Job: Set down, in full, every record in the block.

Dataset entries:
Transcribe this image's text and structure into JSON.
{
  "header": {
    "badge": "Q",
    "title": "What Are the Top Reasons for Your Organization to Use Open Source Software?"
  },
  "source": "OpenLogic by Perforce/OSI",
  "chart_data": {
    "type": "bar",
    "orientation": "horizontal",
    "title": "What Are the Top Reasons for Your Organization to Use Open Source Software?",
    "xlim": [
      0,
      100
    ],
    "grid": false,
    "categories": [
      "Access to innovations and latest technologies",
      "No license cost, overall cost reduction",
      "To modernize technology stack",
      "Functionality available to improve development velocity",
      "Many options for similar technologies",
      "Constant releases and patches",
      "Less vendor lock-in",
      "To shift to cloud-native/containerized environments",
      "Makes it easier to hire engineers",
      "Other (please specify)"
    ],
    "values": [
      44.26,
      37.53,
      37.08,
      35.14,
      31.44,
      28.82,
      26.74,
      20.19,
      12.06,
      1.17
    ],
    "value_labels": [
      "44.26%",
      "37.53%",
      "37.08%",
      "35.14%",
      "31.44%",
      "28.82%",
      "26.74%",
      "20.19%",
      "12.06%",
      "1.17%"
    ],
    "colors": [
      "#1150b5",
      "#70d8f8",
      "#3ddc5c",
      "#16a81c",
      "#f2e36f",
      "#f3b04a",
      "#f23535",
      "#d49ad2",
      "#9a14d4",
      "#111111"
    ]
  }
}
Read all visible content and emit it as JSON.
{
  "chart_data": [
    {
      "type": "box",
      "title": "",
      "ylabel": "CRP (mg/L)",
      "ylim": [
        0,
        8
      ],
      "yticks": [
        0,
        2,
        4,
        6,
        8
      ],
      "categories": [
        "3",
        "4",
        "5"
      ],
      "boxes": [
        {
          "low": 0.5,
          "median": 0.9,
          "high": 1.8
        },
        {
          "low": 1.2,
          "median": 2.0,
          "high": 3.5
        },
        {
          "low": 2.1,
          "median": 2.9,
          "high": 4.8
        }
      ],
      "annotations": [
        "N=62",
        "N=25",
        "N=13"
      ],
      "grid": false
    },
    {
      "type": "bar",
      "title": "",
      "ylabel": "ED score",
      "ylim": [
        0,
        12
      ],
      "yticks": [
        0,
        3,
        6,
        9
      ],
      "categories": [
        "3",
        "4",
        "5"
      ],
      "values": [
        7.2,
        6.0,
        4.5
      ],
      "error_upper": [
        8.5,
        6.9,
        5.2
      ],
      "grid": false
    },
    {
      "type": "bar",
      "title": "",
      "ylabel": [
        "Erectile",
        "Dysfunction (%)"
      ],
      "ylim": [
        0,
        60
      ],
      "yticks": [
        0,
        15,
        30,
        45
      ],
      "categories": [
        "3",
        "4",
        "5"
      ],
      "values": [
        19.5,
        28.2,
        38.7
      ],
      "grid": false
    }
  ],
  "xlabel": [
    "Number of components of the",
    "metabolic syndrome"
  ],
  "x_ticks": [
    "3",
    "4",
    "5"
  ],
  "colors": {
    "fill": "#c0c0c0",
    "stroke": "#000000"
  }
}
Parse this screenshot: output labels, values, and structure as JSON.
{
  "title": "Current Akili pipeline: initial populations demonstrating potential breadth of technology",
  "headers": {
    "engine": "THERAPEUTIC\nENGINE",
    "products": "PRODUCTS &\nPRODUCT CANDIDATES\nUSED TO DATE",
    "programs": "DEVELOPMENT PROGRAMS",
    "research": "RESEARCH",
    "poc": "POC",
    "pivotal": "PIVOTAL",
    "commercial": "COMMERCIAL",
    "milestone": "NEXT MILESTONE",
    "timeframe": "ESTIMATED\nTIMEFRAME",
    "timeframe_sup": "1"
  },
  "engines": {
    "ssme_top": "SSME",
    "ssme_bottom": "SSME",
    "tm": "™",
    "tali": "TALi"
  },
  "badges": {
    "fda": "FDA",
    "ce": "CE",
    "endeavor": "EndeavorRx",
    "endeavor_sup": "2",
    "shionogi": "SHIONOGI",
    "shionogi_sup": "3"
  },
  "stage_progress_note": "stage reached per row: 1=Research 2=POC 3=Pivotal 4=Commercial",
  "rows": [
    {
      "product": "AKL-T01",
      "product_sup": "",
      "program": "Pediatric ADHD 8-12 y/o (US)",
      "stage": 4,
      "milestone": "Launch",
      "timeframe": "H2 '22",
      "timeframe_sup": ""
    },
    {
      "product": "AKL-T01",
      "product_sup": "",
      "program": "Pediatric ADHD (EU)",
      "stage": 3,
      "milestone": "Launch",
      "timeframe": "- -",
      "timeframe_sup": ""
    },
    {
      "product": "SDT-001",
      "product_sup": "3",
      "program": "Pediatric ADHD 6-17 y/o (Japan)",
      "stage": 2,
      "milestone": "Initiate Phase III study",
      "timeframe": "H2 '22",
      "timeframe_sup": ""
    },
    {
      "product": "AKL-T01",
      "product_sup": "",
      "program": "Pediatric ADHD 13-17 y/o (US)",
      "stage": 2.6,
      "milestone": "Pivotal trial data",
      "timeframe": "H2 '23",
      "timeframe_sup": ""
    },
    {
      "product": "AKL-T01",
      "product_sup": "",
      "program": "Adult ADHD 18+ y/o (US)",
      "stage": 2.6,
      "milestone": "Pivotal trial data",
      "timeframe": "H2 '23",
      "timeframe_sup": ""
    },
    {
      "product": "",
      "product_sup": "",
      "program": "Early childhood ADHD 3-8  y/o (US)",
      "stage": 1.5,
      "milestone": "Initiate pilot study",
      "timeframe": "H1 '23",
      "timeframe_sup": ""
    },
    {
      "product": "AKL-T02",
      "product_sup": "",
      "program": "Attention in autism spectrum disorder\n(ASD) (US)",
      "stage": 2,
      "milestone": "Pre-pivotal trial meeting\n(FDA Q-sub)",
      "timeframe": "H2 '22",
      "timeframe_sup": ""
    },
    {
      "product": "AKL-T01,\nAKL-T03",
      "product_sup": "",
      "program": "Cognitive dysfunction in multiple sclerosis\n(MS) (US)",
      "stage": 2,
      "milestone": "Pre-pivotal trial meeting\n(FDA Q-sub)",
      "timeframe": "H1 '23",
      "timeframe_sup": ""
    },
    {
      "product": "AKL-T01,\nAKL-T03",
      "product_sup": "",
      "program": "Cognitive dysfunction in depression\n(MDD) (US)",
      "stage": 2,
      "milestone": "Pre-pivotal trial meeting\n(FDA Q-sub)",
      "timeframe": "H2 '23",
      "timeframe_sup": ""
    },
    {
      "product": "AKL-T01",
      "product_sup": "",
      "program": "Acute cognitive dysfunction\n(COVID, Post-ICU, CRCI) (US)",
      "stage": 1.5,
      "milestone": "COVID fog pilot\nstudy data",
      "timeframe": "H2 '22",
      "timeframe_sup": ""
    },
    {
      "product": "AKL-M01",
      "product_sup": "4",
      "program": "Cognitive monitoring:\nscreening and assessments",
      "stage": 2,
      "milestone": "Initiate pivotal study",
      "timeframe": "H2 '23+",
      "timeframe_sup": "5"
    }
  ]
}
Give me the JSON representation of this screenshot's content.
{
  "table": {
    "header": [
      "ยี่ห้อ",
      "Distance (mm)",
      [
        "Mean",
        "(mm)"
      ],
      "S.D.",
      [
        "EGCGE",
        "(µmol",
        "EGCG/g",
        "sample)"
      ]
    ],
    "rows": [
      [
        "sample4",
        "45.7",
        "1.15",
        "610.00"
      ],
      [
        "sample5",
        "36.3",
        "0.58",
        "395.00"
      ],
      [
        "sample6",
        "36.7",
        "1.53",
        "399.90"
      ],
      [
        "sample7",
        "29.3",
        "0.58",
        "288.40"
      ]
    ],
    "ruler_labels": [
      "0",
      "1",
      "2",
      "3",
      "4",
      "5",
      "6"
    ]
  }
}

The solution:
Transcribe this image's text and structure into JSON.
{
  "header": {
    "badge": "Q",
    "title": "What Are the Top Reasons for Your Organization to Use Open Source Software?"
  },
  "source": "OpenLogic by Perforce/OSI",
  "chart_data": {
    "type": "bar",
    "orientation": "horizontal",
    "title": "What Are the Top Reasons for Your Organization to Use Open Source Software?",
    "xlim": [
      0,
      100
    ],
    "grid": false,
    "categories": [
      "Access to innovations and latest technologies",
      "No license cost, overall cost reduction",
      "To modernize technology stack",
      "Functionality available to improve development velocity",
      "Many options for similar technologies",
      "Constant releases and patches",
      "Less vendor lock-in",
      "To shift to cloud-native/containerized environments",
      "Makes it easier to hire engineers",
      "Other (please specify)"
    ],
    "values": [
      44.26,
      37.53,
      37.08,
      35.14,
      31.44,
      28.82,
      26.74,
      20.19,
      12.06,
      1.17
    ],
    "value_labels": [
      "44.26%",
      "37.53%",
      "37.08%",
      "35.14%",
      "31.44%",
      "28.82%",
      "26.74%",
      "20.19%",
      "12.06%",
      "1.17%"
    ],
    "colors": [
      "#1150b5",
      "#70d8f8",
      "#3ddc5c",
      "#16a81c",
      "#f2e36f",
      "#f3b04a",
      "#f23535",
      "#d49ad2",
      "#9a14d4",
      "#111111"
    ]
  }
}
Read all visible content and emit it as JSON.
{
  "chart_data": [
    {
      "type": "box",
      "title": "",
      "ylabel": "CRP (mg/L)",
      "ylim": [
        0,
        8
      ],
      "yticks": [
        0,
        2,
        4,
        6,
        8
      ],
      "categories": [
        "3",
        "4",
        "5"
      ],
      "boxes": [
        {
          "low": 0.5,
          "median": 0.9,
          "high": 1.8
        },
        {
          "low": 1.2,
          "median": 2.0,
          "high": 3.5
        },
        {
          "low": 2.1,
          "median": 2.9,
          "high": 4.8
        }
      ],
      "annotations": [
        "N=62",
        "N=25",
        "N=13"
      ],
      "grid": false
    },
    {
      "type": "bar",
      "title": "",
      "ylabel": "ED score",
      "ylim": [
        0,
        12
      ],
      "yticks": [
        0,
        3,
        6,
        9
      ],
      "categories": [
        "3",
        "4",
        "5"
      ],
      "values": [
        7.2,
        6.0,
        4.5
      ],
      "error_upper": [
        8.5,
        6.9,
        5.2
      ],
      "grid": false
    },
    {
      "type": "bar",
      "title": "",
      "ylabel": [
        "Erectile",
        "Dysfunction (%)"
      ],
      "ylim": [
        0,
        60
      ],
      "yticks": [
        0,
        15,
        30,
        45
      ],
      "categories": [
        "3",
        "4",
        "5"
      ],
      "values": [
        19.5,
        28.2,
        38.7
      ],
      "grid": false
    }
  ],
  "xlabel": [
    "Number of components of the",
    "metabolic syndrome"
  ],
  "x_ticks": [
    "3",
    "4",
    "5"
  ],
  "colors": {
    "fill": "#c0c0c0",
    "stroke": "#000000"
  }
}
Parse this screenshot: output labels, values, and structure as JSON.
{
  "title": "Current Akili pipeline: initial populations demonstrating potential breadth of technology",
  "headers": {
    "engine": "THERAPEUTIC\nENGINE",
    "products": "PRODUCTS &\nPRODUCT CANDIDATES\nUSED TO DATE",
    "programs": "DEVELOPMENT PROGRAMS",
    "research": "RESEARCH",
    "poc": "POC",
    "pivotal": "PIVOTAL",
    "commercial": "COMMERCIAL",
    "milestone": "NEXT MILESTONE",
    "timeframe": "ESTIMATED\nTIMEFRAME",
    "timeframe_sup": "1"
  },
  "engines": {
    "ssme_top": "SSME",
    "ssme_bottom": "SSME",
    "tm": "™",
    "tali": "TALi"
  },
  "badges": {
    "fda": "FDA",
    "ce": "CE",
    "endeavor": "EndeavorRx",
    "endeavor_sup": "2",
    "shionogi": "SHIONOGI",
    "shionogi_sup": "3"
  },
  "stage_progress_note": "stage reached per row: 1=Research 2=POC 3=Pivotal 4=Commercial",
  "rows": [
    {
      "product": "AKL-T01",
      "product_sup": "",
      "program": "Pediatric ADHD 8-12 y/o (US)",
      "stage": 4,
      "milestone": "Launch",
      "timeframe": "H2 '22",
      "timeframe_sup": ""
    },
    {
      "product": "AKL-T01",
      "product_sup": "",
      "program": "Pediatric ADHD (EU)",
      "stage": 3,
      "milestone": "Launch",
      "timeframe": "- -",
      "timeframe_sup": ""
    },
    {
      "product": "SDT-001",
      "product_sup": "3",
      "program": "Pediatric ADHD 6-17 y/o (Japan)",
      "stage": 2,
      "milestone": "Initiate Phase III study",
      "timeframe": "H2 '22",
      "timeframe_sup": ""
    },
    {
      "product": "AKL-T01",
      "product_sup": "",
      "program": "Pediatric ADHD 13-17 y/o (US)",
      "stage": 2.6,
      "milestone": "Pivotal trial data",
      "timeframe": "H2 '23",
      "timeframe_sup": ""
    },
    {
      "product": "AKL-T01",
      "product_sup": "",
      "program": "Adult ADHD 18+ y/o (US)",
      "stage": 2.6,
      "milestone": "Pivotal trial data",
      "timeframe": "H2 '23",
      "timeframe_sup": ""
    },
    {
      "product": "",
      "product_sup": "",
      "program": "Early childhood ADHD 3-8  y/o (US)",
      "stage": 1.5,
      "milestone": "Initiate pilot study",
      "timeframe": "H1 '23",
      "timeframe_sup": ""
    },
    {
      "product": "AKL-T02",
      "product_sup": "",
      "program": "Attention in autism spectrum disorder\n(ASD) (US)",
      "stage": 2,
      "milestone": "Pre-pivotal trial meeting\n(FDA Q-sub)",
      "timeframe": "H2 '22",
      "timeframe_sup": ""
    },
    {
      "product": "AKL-T01,\nAKL-T03",
      "product_sup": "",
      "program": "Cognitive dysfunction in multiple sclerosis\n(MS) (US)",
      "stage": 2,
      "milestone": "Pre-pivotal trial meeting\n(FDA Q-sub)",
      "timeframe": "H1 '23",
      "timeframe_sup": ""
    },
    {
      "product": "AKL-T01,\nAKL-T03",
      "product_sup": "",
      "program": "Cognitive dysfunction in depression\n(MDD) (US)",
      "stage": 2,
      "milestone": "Pre-pivotal trial meeting\n(FDA Q-sub)",
      "timeframe": "H2 '23",
      "timeframe_sup": ""
    },
    {
      "product": "AKL-T01",
      "product_sup": "",
      "program": "Acute cognitive dysfunction\n(COVID, Post-ICU, CRCI) (US)",
      "stage": 1.5,
      "milestone": "COVID fog pilot\nstudy data",
      "timeframe": "H2 '22",
      "timeframe_sup": ""
    },
    {
      "product": "AKL-M01",
      "product_sup": "4",
      "program": "Cognitive monitoring:\nscreening and assessments",
      "stage": 2,
      "milestone": "Initiate pivotal study",
      "timeframe": "H2 '23+",
      "timeframe_sup": "5"
    }
  ]
}
Give me the JSON representation of this screenshot's content.
{
  "table": {
    "header": [
      "ยี่ห้อ",
      "Distance (mm)",
      [
        "Mean",
        "(mm)"
      ],
      "S.D.",
      [
        "EGCGE",
        "(µmol",
        "EGCG/g",
        "sample)"
      ]
    ],
    "rows": [
      [
        "sample4",
        "45.7",
        "1.15",
        "610.00"
      ],
      [
        "sample5",
        "36.3",
        "0.58",
        "395.00"
      ],
      [
        "sample6",
        "36.7",
        "1.53",
        "399.90"
      ],
      [
        "sample7",
        "29.3",
        "0.58",
        "288.40"
      ]
    ],
    "ruler_labels": [
      "0",
      "1",
      "2",
      "3",
      "4",
      "5",
      "6"
    ]
  }
}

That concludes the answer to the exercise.